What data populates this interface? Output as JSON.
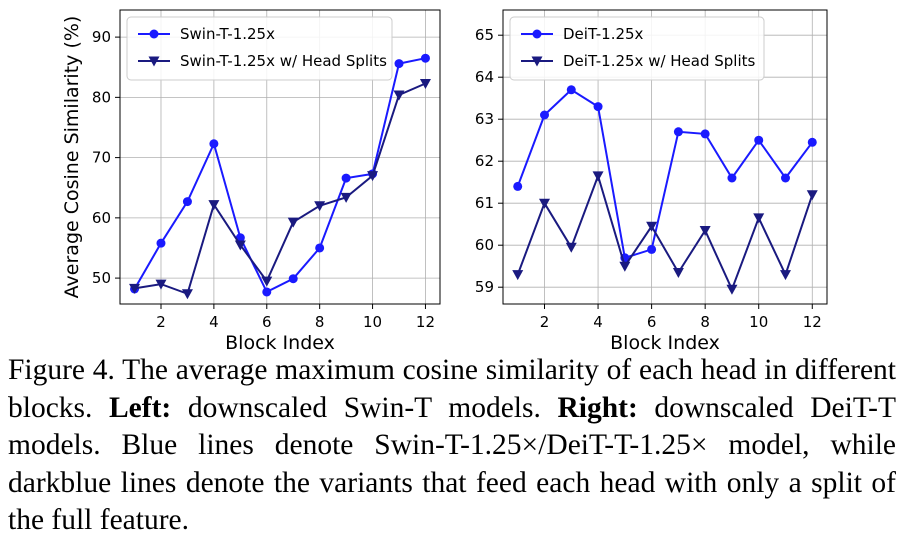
{
  "chart_data": [
    {
      "type": "line",
      "xlabel": "Block Index",
      "ylabel": "Average Cosine Similarity (%)",
      "x": [
        1,
        2,
        3,
        4,
        5,
        6,
        7,
        8,
        9,
        10,
        11,
        12
      ],
      "xticks": [
        2,
        4,
        6,
        8,
        10,
        12
      ],
      "yticks": [
        50,
        60,
        70,
        80,
        90
      ],
      "xlim": [
        0.45,
        12.55
      ],
      "ylim": [
        45.7,
        94.5
      ],
      "grid": true,
      "legend": "top-left",
      "series": [
        {
          "name": "Swin-T-1.25x",
          "marker": "circle",
          "color": "#1a1aff",
          "values": [
            48.2,
            55.8,
            62.7,
            72.3,
            56.7,
            47.7,
            49.9,
            55.0,
            66.6,
            67.3,
            85.6,
            86.5
          ]
        },
        {
          "name": "Swin-T-1.25x w/ Head Splits",
          "marker": "triangle-down",
          "color": "#1a1a80",
          "values": [
            48.3,
            49.0,
            47.4,
            62.2,
            55.5,
            49.5,
            59.3,
            62.0,
            63.4,
            67.0,
            80.4,
            82.3
          ]
        }
      ]
    },
    {
      "type": "line",
      "xlabel": "Block Index",
      "ylabel": "",
      "x": [
        1,
        2,
        3,
        4,
        5,
        6,
        7,
        8,
        9,
        10,
        11,
        12
      ],
      "xticks": [
        2,
        4,
        6,
        8,
        10,
        12
      ],
      "yticks": [
        59,
        60,
        61,
        62,
        63,
        64,
        65
      ],
      "xlim": [
        0.45,
        12.55
      ],
      "ylim": [
        58.6,
        65.6
      ],
      "grid": true,
      "legend": "top-left",
      "series": [
        {
          "name": "DeiT-1.25x",
          "marker": "circle",
          "color": "#1a1aff",
          "values": [
            61.4,
            63.1,
            63.7,
            63.3,
            59.7,
            59.9,
            62.7,
            62.65,
            61.6,
            62.5,
            61.6,
            62.45
          ]
        },
        {
          "name": "DeiT-1.25x w/ Head Splits",
          "marker": "triangle-down",
          "color": "#1a1a80",
          "values": [
            59.3,
            61.0,
            59.95,
            61.65,
            59.5,
            60.45,
            59.35,
            60.35,
            58.95,
            60.65,
            59.3,
            61.2
          ]
        }
      ]
    }
  ],
  "caption": {
    "label": "Figure 4.",
    "text1": " The average maximum cosine similarity of each head in different blocks. ",
    "left_label": "Left:",
    "text2": " downscaled Swin-T models. ",
    "right_label": "Right:",
    "text3": " downscaled DeiT-T models. Blue lines denote Swin-T-1.25×/DeiT-T-1.25× model, while darkblue lines denote the variants that feed each head with only a split of the full feature."
  }
}
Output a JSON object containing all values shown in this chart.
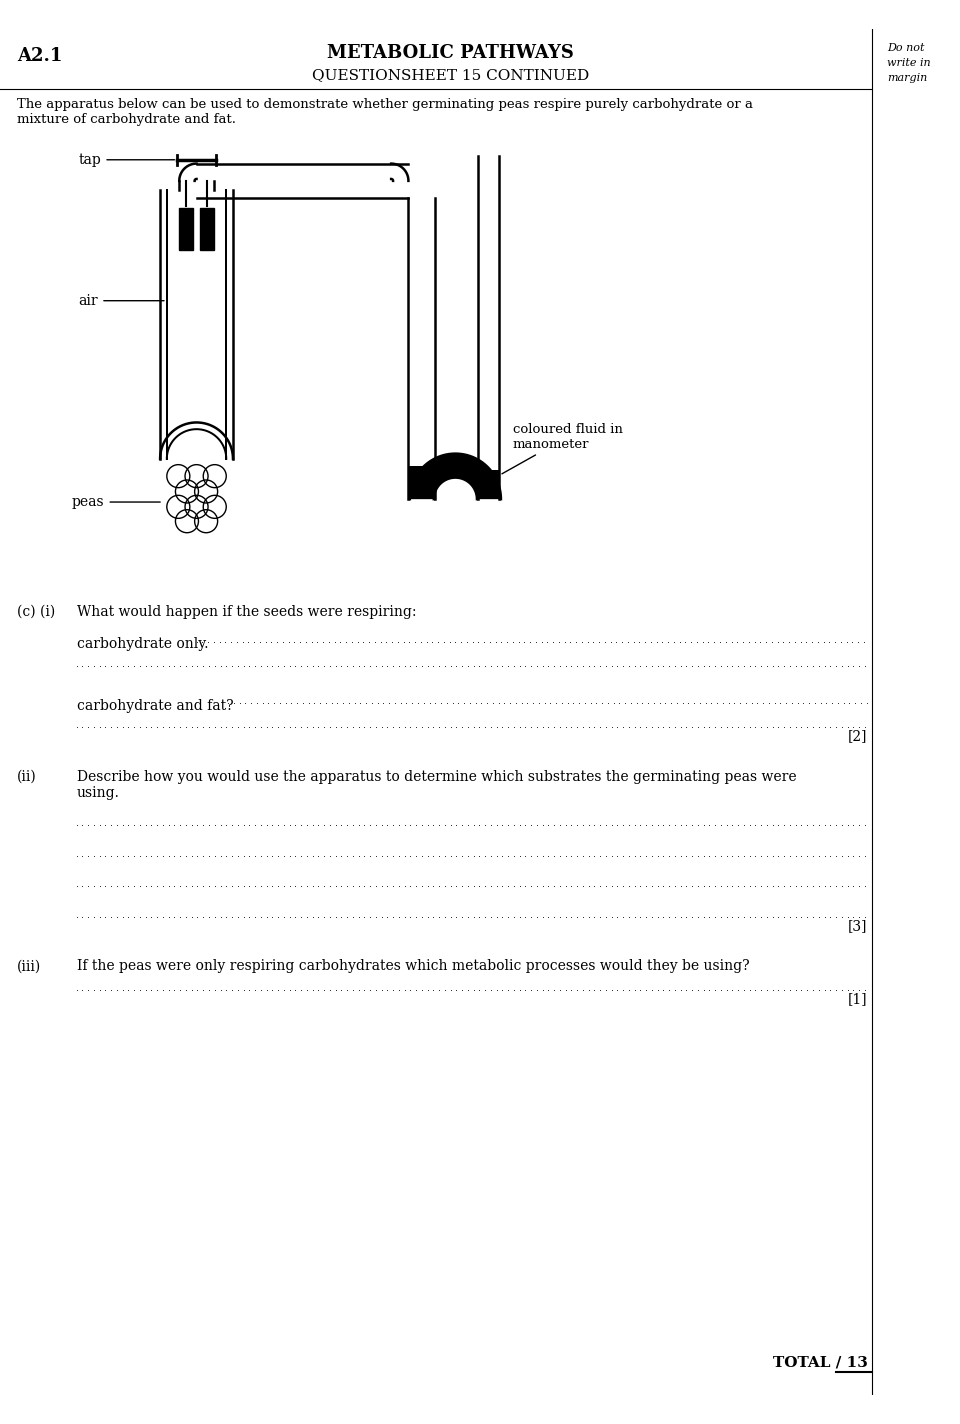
{
  "title_left": "A2.1",
  "title_center": "METABOLIC PATHWAYS",
  "subtitle_center": "QUESTIONSHEET 15 CONTINUED",
  "margin_text": [
    "Do not",
    "write in",
    "margin"
  ],
  "intro_text": "The apparatus below can be used to demonstrate whether germinating peas respire purely carbohydrate or a\nmixture of carbohydrate and fat.",
  "label_tap": "tap",
  "label_air": "air",
  "label_peas": "peas",
  "label_fluid": "coloured fluid in\nmanometer",
  "question_ci": "(c) (i)",
  "question_ci_text": "What would happen if the seeds were respiring:",
  "q_carb_only": "carbohydrate only.",
  "q_carb_fat": "carbohydrate and fat?",
  "mark_2": "[2]",
  "question_cii": "(ii)",
  "question_cii_text": "Describe how you would use the apparatus to determine which substrates the germinating peas were\nusing.",
  "mark_3": "[3]",
  "question_ciii": "(iii)",
  "question_ciii_text": "If the peas were only respiring carbohydrates which metabolic processes would they be using?",
  "mark_1": "[1]",
  "total_text": "TOTAL / 13",
  "bg_color": "#ffffff",
  "text_color": "#000000"
}
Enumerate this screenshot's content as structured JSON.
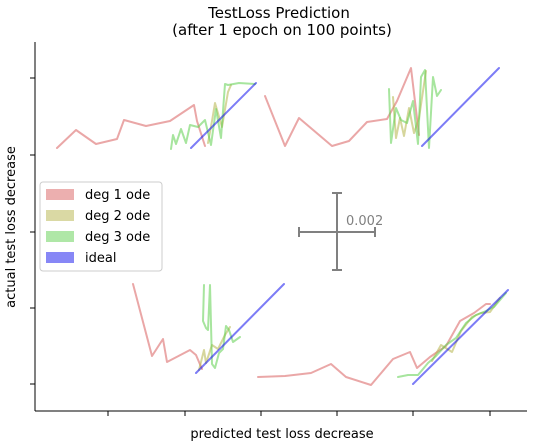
{
  "chart_data": {
    "type": "line",
    "title": "TestLoss Prediction",
    "subtitle": "(after 1 epoch on 100 points)",
    "xlabel": "predicted test loss decrease",
    "ylabel": "actual test loss decrease",
    "grid": false,
    "legend_position": "center-left",
    "scale_bar_label": "0.002",
    "legend": [
      {
        "name": "deg 1 ode",
        "color": "#d95f5f"
      },
      {
        "name": "deg 2 ode",
        "color": "#b5b44a"
      },
      {
        "name": "deg 3 ode",
        "color": "#5fcf4f"
      },
      {
        "name": "ideal",
        "color": "#1010ee"
      }
    ],
    "series": [
      {
        "name": "deg 1 ode",
        "color": "#d95f5f",
        "segments": [
          [
            [
              57,
              148
            ],
            [
              76,
              130
            ],
            [
              96,
              144
            ],
            [
              117,
              139
            ],
            [
              124,
              120
            ],
            [
              146,
              126
            ],
            [
              170,
              121
            ],
            [
              194,
              105
            ],
            [
              197,
              121
            ],
            [
              205,
              146
            ]
          ],
          [
            [
              265,
              96
            ],
            [
              285,
              146
            ],
            [
              299,
              118
            ],
            [
              332,
              146
            ],
            [
              349,
              141
            ],
            [
              367,
              122
            ],
            [
              387,
              119
            ],
            [
              397,
              101
            ],
            [
              411,
              68
            ],
            [
              419,
              135
            ]
          ],
          [
            [
              133,
              284
            ],
            [
              152,
              356
            ],
            [
              163,
              339
            ],
            [
              167,
              362
            ],
            [
              190,
              350
            ],
            [
              196,
              355
            ],
            [
              202,
              369
            ]
          ],
          [
            [
              258,
              377
            ],
            [
              285,
              376
            ],
            [
              311,
              373
            ],
            [
              331,
              364
            ],
            [
              346,
              377
            ],
            [
              371,
              385
            ],
            [
              393,
              359
            ],
            [
              410,
              352
            ],
            [
              417,
              368
            ],
            [
              430,
              357
            ],
            [
              446,
              346
            ],
            [
              460,
              321
            ],
            [
              474,
              313
            ],
            [
              486,
              304
            ],
            [
              490,
              304
            ]
          ]
        ]
      },
      {
        "name": "deg 2 ode",
        "color": "#b5b44a",
        "segments": [
          [
            [
              208,
              143
            ],
            [
              212,
              121
            ],
            [
              215,
              103
            ],
            [
              222,
              127
            ],
            [
              228,
              92
            ],
            [
              231,
              85
            ]
          ],
          [
            [
              393,
              97
            ],
            [
              396,
              138
            ],
            [
              400,
              118
            ],
            [
              404,
              136
            ],
            [
              409,
              108
            ],
            [
              414,
              133
            ],
            [
              419,
              118
            ],
            [
              426,
              71
            ]
          ],
          [
            [
              199,
              370
            ],
            [
              204,
              350
            ],
            [
              206,
              363
            ],
            [
              212,
              345
            ],
            [
              218,
              349
            ],
            [
              225,
              335
            ],
            [
              230,
              327
            ]
          ],
          [
            [
              432,
              361
            ],
            [
              441,
              345
            ],
            [
              452,
              352
            ],
            [
              461,
              331
            ],
            [
              472,
              317
            ],
            [
              481,
              313
            ],
            [
              490,
              312
            ],
            [
              500,
              298
            ]
          ]
        ]
      },
      {
        "name": "deg 3 ode",
        "color": "#5fcf4f",
        "segments": [
          [
            [
              171,
              149
            ],
            [
              173,
              135
            ],
            [
              176,
              144
            ],
            [
              181,
              129
            ],
            [
              186,
              143
            ],
            [
              190,
              125
            ],
            [
              198,
              127
            ],
            [
              205,
              120
            ],
            [
              211,
              145
            ],
            [
              216,
              109
            ],
            [
              221,
              138
            ],
            [
              225,
              84
            ],
            [
              228,
              85
            ],
            [
              239,
              83
            ],
            [
              255,
              84
            ]
          ],
          [
            [
              389,
              89
            ],
            [
              391,
              143
            ],
            [
              396,
              108
            ],
            [
              401,
              120
            ],
            [
              407,
              123
            ],
            [
              413,
              101
            ],
            [
              418,
              144
            ],
            [
              421,
              77
            ],
            [
              425,
              70
            ],
            [
              429,
              148
            ],
            [
              433,
              77
            ],
            [
              437,
              96
            ],
            [
              441,
              90
            ]
          ],
          [
            [
              204,
              285
            ],
            [
              203,
              321
            ],
            [
              206,
              328
            ],
            [
              208,
              330
            ],
            [
              210,
              285
            ],
            [
              212,
              364
            ],
            [
              215,
              368
            ],
            [
              219,
              353
            ],
            [
              223,
              349
            ],
            [
              226,
              326
            ],
            [
              229,
              330
            ],
            [
              233,
              342
            ],
            [
              240,
              337
            ]
          ],
          [
            [
              398,
              377
            ],
            [
              408,
              375
            ],
            [
              418,
              375
            ],
            [
              428,
              363
            ],
            [
              436,
              356
            ],
            [
              446,
              345
            ],
            [
              456,
              338
            ],
            [
              466,
              323
            ],
            [
              476,
              315
            ],
            [
              486,
              311
            ],
            [
              494,
              307
            ],
            [
              506,
              293
            ]
          ]
        ]
      },
      {
        "name": "ideal",
        "color": "#1010ee",
        "segments": [
          [
            [
              191,
              148
            ],
            [
              256,
              83
            ]
          ],
          [
            [
              422,
              146
            ],
            [
              499,
              68
            ]
          ],
          [
            [
              196,
              373
            ],
            [
              284,
              284
            ]
          ],
          [
            [
              413,
              384
            ],
            [
              508,
              290
            ]
          ]
        ]
      }
    ]
  }
}
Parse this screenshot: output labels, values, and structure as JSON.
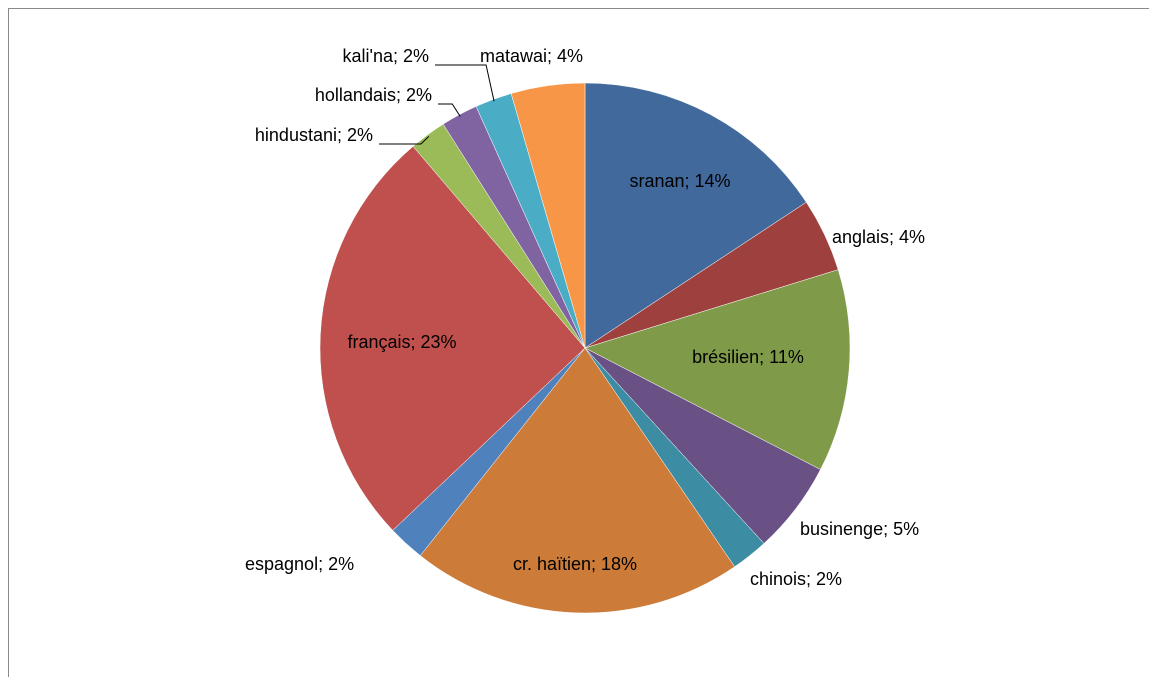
{
  "chart_data": {
    "type": "pie",
    "values": [
      14,
      4,
      11,
      5,
      2,
      18,
      2,
      23,
      2,
      2,
      2,
      4
    ],
    "value_labels": [
      "sranan; 14%",
      "anglais; 4%",
      "brésilien; 11%",
      "businenge; 5%",
      "chinois; 2%",
      "cr. haïtien; 18%",
      "espagnol; 2%",
      "français; 23%",
      "hindustani; 2%",
      "hollandais; 2%",
      "kali'na; 2%",
      "matawai; 4%"
    ],
    "colors": [
      "#41699c",
      "#9e413e",
      "#7f9a48",
      "#695185",
      "#3c8da3",
      "#cc7b38",
      "#4f81bd",
      "#c0504d",
      "#9bbb59",
      "#8064a2",
      "#4bacc6",
      "#f79646"
    ]
  }
}
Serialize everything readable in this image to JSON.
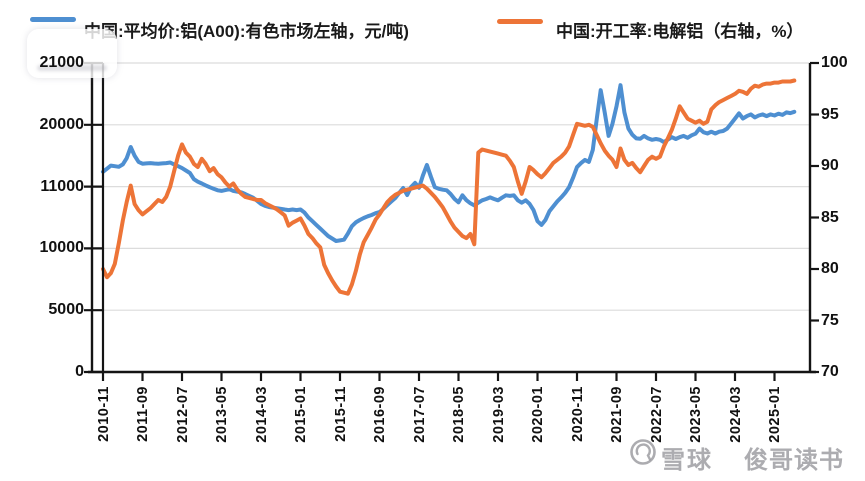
━━━━━━━━━━━━━━━━━━━━
GIVEN TASK ::
Scan the material and collect every line that contains "screenshot".

TASK ANSWER ::
Enumerate this screenshot's content as structured JSON.
Parse this screenshot: output labels, values, and structure as JSON.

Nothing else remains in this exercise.